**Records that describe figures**
+++
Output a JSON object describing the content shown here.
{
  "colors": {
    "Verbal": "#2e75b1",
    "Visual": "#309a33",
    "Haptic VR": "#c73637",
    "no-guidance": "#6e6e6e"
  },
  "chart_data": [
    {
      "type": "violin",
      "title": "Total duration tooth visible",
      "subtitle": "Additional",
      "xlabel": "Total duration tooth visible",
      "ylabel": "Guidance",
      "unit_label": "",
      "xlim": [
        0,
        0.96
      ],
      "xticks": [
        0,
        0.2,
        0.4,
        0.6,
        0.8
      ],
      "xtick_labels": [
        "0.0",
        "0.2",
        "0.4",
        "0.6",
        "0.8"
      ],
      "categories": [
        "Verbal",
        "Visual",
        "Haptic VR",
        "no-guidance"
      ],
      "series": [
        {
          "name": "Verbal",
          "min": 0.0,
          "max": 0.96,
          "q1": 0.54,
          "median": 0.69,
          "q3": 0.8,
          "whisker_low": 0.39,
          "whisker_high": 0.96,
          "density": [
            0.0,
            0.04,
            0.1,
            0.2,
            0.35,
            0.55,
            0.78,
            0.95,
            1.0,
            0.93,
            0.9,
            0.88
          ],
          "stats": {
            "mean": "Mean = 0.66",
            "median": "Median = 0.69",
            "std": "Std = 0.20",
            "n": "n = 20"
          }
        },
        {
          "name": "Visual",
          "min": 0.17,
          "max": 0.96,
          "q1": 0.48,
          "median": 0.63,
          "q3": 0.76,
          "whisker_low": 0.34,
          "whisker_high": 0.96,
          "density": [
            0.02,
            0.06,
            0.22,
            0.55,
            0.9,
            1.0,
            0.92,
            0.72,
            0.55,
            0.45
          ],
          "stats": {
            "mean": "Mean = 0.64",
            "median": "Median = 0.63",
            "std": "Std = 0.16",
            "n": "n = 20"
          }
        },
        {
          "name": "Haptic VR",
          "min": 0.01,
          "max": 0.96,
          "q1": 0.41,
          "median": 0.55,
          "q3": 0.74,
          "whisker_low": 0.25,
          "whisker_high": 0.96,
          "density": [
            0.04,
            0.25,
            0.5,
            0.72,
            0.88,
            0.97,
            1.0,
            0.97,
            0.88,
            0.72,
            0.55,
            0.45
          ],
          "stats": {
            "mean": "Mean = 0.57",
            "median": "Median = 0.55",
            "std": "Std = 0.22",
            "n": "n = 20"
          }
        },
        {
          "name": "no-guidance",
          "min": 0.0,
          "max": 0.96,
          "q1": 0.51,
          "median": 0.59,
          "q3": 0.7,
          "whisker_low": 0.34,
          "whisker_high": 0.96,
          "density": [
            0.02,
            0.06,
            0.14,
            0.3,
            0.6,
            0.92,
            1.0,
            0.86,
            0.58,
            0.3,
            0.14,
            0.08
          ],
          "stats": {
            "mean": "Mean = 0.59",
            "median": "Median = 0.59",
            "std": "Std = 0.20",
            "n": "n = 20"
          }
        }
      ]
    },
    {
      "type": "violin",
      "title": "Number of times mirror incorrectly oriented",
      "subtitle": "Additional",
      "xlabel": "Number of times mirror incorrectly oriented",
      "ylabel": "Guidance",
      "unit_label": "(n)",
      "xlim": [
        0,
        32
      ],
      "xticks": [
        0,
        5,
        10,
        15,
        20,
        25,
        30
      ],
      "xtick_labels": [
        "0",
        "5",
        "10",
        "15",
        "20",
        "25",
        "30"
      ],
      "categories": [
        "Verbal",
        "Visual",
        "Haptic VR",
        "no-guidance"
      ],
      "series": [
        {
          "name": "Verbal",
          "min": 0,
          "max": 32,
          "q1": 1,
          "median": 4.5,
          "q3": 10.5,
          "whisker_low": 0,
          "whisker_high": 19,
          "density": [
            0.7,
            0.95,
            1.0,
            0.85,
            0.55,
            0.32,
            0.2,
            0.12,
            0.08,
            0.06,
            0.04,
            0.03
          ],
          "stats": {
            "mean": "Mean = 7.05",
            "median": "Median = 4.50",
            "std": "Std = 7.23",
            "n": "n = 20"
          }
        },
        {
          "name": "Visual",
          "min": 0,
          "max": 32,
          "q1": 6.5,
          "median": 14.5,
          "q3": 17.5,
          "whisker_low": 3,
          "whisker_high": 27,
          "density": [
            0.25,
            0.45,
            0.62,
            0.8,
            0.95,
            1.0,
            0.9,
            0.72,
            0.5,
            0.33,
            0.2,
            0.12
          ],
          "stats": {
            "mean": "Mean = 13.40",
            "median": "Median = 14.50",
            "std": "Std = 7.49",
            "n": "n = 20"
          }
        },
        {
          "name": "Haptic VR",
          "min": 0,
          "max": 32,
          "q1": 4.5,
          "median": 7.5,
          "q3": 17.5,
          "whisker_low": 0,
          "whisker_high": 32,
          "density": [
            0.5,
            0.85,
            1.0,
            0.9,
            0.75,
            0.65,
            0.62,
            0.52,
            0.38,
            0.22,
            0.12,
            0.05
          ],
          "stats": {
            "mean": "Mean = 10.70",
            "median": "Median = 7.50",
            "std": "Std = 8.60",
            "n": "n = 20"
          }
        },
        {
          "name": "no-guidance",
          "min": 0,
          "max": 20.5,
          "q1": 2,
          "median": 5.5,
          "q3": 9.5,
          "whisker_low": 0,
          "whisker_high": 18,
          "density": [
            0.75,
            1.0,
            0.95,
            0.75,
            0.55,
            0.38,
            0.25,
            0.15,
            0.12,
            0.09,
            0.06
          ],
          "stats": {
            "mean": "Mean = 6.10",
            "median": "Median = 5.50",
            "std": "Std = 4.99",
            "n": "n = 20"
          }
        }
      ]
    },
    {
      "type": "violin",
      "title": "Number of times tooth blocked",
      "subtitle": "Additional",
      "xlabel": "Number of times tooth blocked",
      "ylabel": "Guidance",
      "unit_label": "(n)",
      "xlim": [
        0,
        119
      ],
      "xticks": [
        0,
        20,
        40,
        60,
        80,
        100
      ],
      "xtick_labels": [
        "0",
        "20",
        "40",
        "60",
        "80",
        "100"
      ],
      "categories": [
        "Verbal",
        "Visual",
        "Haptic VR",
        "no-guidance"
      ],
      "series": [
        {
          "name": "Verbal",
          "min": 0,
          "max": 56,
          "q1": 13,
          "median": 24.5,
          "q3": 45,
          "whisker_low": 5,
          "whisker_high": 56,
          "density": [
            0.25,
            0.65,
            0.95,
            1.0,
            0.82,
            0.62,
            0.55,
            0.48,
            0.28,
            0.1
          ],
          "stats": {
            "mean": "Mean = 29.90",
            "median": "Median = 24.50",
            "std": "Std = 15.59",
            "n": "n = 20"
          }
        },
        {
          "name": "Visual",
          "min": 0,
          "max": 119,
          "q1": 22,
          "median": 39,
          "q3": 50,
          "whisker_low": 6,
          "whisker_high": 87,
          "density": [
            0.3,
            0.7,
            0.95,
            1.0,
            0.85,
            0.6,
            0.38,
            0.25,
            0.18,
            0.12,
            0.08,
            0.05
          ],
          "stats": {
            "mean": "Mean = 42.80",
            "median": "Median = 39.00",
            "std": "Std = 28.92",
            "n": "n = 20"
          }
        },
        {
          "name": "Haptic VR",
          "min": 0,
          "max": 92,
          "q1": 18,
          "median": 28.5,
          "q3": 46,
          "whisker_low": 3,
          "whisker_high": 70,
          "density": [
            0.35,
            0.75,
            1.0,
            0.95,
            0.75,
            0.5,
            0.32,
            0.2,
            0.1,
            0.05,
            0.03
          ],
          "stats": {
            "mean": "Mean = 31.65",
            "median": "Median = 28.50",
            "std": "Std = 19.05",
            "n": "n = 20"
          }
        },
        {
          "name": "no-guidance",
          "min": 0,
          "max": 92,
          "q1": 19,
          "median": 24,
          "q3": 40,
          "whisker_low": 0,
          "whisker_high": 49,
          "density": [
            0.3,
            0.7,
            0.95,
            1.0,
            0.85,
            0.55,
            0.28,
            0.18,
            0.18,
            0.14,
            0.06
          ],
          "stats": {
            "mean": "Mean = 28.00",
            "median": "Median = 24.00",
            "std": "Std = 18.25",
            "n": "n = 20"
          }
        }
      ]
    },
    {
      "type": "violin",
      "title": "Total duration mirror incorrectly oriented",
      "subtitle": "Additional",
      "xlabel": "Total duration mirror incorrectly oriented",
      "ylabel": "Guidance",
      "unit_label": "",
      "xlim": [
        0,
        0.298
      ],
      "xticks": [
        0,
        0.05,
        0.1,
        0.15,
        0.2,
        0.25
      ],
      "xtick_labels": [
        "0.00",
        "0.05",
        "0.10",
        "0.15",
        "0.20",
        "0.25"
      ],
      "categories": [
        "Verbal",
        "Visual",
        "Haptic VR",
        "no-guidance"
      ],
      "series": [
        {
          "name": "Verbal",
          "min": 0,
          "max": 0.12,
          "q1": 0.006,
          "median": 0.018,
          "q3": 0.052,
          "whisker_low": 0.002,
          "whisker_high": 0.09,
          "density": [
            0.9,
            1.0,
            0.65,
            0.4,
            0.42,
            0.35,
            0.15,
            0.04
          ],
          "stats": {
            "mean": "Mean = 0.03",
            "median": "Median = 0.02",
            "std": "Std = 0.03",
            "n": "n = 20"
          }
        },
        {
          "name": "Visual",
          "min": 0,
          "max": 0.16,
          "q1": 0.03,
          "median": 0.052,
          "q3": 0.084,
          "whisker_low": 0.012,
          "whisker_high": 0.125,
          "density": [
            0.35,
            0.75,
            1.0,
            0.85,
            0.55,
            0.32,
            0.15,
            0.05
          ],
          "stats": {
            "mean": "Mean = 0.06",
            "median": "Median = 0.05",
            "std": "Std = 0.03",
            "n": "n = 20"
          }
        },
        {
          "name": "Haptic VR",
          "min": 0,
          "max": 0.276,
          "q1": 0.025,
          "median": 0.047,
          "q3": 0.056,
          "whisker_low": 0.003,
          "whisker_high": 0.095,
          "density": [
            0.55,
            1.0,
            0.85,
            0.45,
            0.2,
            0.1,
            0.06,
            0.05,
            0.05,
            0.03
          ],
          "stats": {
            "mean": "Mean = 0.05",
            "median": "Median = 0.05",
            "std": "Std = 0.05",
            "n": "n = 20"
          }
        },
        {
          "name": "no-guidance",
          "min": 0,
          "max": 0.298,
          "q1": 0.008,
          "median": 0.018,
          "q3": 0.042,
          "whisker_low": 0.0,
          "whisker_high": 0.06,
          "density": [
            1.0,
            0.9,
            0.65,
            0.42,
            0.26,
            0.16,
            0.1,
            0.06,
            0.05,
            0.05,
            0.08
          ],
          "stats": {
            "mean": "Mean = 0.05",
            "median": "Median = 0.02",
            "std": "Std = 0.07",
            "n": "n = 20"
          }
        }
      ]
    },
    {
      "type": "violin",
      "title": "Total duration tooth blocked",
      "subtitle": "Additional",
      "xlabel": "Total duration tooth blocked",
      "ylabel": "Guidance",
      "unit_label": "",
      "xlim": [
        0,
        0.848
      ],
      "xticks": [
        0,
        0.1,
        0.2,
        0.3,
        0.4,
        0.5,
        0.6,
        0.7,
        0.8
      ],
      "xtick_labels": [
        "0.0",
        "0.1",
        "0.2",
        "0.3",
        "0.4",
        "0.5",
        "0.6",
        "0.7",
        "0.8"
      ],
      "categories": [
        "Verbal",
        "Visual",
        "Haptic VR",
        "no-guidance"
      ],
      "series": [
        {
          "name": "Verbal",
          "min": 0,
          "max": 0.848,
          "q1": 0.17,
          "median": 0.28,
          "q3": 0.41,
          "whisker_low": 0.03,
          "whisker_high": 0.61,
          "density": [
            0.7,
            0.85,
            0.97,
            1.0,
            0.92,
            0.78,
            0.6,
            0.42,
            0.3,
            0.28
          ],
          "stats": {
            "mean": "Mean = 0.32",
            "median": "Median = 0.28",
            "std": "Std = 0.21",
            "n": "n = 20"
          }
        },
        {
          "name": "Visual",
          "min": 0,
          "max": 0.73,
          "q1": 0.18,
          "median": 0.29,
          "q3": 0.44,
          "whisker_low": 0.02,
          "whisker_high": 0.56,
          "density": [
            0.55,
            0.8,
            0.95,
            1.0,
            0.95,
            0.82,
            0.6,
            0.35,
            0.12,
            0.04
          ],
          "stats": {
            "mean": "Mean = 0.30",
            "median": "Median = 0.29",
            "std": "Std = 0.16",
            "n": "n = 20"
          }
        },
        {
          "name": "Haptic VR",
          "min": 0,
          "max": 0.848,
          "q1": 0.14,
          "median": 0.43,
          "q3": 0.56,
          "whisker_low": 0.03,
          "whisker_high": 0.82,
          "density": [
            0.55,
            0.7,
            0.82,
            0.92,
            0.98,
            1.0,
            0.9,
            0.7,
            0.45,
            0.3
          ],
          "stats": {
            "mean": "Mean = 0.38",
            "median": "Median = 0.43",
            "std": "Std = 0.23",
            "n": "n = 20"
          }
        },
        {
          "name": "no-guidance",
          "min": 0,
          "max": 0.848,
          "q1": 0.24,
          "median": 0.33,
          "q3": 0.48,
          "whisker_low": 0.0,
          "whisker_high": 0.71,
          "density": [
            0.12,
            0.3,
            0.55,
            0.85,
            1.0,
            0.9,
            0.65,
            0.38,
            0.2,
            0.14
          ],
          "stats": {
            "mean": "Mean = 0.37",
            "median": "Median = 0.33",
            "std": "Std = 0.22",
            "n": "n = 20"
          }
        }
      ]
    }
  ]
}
+++
**Exercise aim**
Your answer should be a single number: the count of lines in these records that hold the string "xlabel".

**Exercise answer**
5